Records that describe figures
▬▬▬▬▬▬▬▬▬▬

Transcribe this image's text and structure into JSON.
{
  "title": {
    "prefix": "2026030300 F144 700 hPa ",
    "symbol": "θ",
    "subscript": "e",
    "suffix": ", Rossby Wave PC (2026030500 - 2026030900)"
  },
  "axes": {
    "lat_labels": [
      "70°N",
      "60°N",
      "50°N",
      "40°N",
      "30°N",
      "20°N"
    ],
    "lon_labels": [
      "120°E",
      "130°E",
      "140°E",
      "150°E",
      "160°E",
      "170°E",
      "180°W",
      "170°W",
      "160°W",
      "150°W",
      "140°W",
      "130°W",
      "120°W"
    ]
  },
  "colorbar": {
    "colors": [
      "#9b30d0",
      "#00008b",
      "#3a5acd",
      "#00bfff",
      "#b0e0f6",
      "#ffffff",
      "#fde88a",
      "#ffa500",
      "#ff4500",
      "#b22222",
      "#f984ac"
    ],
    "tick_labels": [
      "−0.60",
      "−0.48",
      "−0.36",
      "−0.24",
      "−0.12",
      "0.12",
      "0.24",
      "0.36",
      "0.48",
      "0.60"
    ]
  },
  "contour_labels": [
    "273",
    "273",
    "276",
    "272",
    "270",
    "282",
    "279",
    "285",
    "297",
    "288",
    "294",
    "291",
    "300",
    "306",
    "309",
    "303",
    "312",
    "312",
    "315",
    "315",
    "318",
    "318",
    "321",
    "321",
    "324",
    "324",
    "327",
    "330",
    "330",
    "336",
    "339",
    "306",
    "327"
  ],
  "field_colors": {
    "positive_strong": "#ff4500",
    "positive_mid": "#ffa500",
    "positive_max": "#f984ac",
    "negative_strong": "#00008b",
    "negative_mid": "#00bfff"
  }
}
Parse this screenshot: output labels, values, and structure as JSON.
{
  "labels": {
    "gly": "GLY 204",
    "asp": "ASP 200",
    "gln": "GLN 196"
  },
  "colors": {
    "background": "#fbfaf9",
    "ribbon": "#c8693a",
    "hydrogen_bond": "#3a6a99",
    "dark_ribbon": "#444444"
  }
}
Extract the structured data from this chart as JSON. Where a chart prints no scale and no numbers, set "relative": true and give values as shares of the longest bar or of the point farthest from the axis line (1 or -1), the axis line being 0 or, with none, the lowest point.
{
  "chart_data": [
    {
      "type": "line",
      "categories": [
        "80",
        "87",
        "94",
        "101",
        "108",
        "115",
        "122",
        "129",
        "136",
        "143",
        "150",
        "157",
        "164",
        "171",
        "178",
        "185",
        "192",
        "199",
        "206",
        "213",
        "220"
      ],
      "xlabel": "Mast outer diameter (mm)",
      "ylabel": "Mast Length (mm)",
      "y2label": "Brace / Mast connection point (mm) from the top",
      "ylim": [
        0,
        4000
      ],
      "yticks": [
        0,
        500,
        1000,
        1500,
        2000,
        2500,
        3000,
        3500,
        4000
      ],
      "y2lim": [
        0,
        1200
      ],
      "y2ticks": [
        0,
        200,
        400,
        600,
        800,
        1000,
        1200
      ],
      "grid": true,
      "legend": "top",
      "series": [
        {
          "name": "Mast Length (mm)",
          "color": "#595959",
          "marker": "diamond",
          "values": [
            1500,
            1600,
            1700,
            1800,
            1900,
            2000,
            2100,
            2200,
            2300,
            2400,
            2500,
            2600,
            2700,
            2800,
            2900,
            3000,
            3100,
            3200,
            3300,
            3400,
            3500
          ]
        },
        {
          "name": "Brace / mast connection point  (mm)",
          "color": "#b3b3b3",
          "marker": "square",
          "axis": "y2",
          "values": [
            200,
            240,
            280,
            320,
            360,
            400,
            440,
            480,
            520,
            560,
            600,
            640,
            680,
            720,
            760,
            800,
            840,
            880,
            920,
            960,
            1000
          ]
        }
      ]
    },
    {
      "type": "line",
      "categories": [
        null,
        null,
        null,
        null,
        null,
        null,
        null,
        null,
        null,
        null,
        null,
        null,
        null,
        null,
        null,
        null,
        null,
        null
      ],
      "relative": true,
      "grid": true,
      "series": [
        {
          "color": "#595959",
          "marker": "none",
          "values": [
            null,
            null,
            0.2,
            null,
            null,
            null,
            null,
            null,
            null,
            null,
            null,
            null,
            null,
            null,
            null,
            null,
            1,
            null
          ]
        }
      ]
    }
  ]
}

▬▬▬▬▬▬▬▬▬▬

◆ **TASK PROMPT**
Transcribe all of the entries without altering anything.

◆ **CORRECT ANSWER**
Transcribe this image's text and structure into JSON.
{
  "title": {
    "prefix": "2026030300 F144 700 hPa ",
    "symbol": "θ",
    "subscript": "e",
    "suffix": ", Rossby Wave PC (2026030500 - 2026030900)"
  },
  "axes": {
    "lat_labels": [
      "70°N",
      "60°N",
      "50°N",
      "40°N",
      "30°N",
      "20°N"
    ],
    "lon_labels": [
      "120°E",
      "130°E",
      "140°E",
      "150°E",
      "160°E",
      "170°E",
      "180°W",
      "170°W",
      "160°W",
      "150°W",
      "140°W",
      "130°W",
      "120°W"
    ]
  },
  "colorbar": {
    "colors": [
      "#9b30d0",
      "#00008b",
      "#3a5acd",
      "#00bfff",
      "#b0e0f6",
      "#ffffff",
      "#fde88a",
      "#ffa500",
      "#ff4500",
      "#b22222",
      "#f984ac"
    ],
    "tick_labels": [
      "−0.60",
      "−0.48",
      "−0.36",
      "−0.24",
      "−0.12",
      "0.12",
      "0.24",
      "0.36",
      "0.48",
      "0.60"
    ]
  },
  "contour_labels": [
    "273",
    "273",
    "276",
    "272",
    "270",
    "282",
    "279",
    "285",
    "297",
    "288",
    "294",
    "291",
    "300",
    "306",
    "309",
    "303",
    "312",
    "312",
    "315",
    "315",
    "318",
    "318",
    "321",
    "321",
    "324",
    "324",
    "327",
    "330",
    "330",
    "336",
    "339",
    "306",
    "327"
  ],
  "field_colors": {
    "positive_strong": "#ff4500",
    "positive_mid": "#ffa500",
    "positive_max": "#f984ac",
    "negative_strong": "#00008b",
    "negative_mid": "#00bfff"
  }
}
Parse this screenshot: output labels, values, and structure as JSON.
{
  "labels": {
    "gly": "GLY 204",
    "asp": "ASP 200",
    "gln": "GLN 196"
  },
  "colors": {
    "background": "#fbfaf9",
    "ribbon": "#c8693a",
    "hydrogen_bond": "#3a6a99",
    "dark_ribbon": "#444444"
  }
}
Extract the structured data from this chart as JSON. Where a chart prints no scale and no numbers, set "relative": true and give values as shares of the longest bar or of the point farthest from the axis line (1 or -1), the axis line being 0 or, with none, the lowest point.
{
  "chart_data": [
    {
      "type": "line",
      "categories": [
        "80",
        "87",
        "94",
        "101",
        "108",
        "115",
        "122",
        "129",
        "136",
        "143",
        "150",
        "157",
        "164",
        "171",
        "178",
        "185",
        "192",
        "199",
        "206",
        "213",
        "220"
      ],
      "xlabel": "Mast outer diameter (mm)",
      "ylabel": "Mast Length (mm)",
      "y2label": "Brace / Mast connection point (mm) from the top",
      "ylim": [
        0,
        4000
      ],
      "yticks": [
        0,
        500,
        1000,
        1500,
        2000,
        2500,
        3000,
        3500,
        4000
      ],
      "y2lim": [
        0,
        1200
      ],
      "y2ticks": [
        0,
        200,
        400,
        600,
        800,
        1000,
        1200
      ],
      "grid": true,
      "legend": "top",
      "series": [
        {
          "name": "Mast Length (mm)",
          "color": "#595959",
          "marker": "diamond",
          "values": [
            1500,
            1600,
            1700,
            1800,
            1900,
            2000,
            2100,
            2200,
            2300,
            2400,
            2500,
            2600,
            2700,
            2800,
            2900,
            3000,
            3100,
            3200,
            3300,
            3400,
            3500
          ]
        },
        {
          "name": "Brace / mast connection point  (mm)",
          "color": "#b3b3b3",
          "marker": "square",
          "axis": "y2",
          "values": [
            200,
            240,
            280,
            320,
            360,
            400,
            440,
            480,
            520,
            560,
            600,
            640,
            680,
            720,
            760,
            800,
            840,
            880,
            920,
            960,
            1000
          ]
        }
      ]
    },
    {
      "type": "line",
      "categories": [
        null,
        null,
        null,
        null,
        null,
        null,
        null,
        null,
        null,
        null,
        null,
        null,
        null,
        null,
        null,
        null,
        null,
        null
      ],
      "relative": true,
      "grid": true,
      "series": [
        {
          "color": "#595959",
          "marker": "none",
          "values": [
            null,
            null,
            0.2,
            null,
            null,
            null,
            null,
            null,
            null,
            null,
            null,
            null,
            null,
            null,
            null,
            null,
            1,
            null
          ]
        }
      ]
    }
  ]
}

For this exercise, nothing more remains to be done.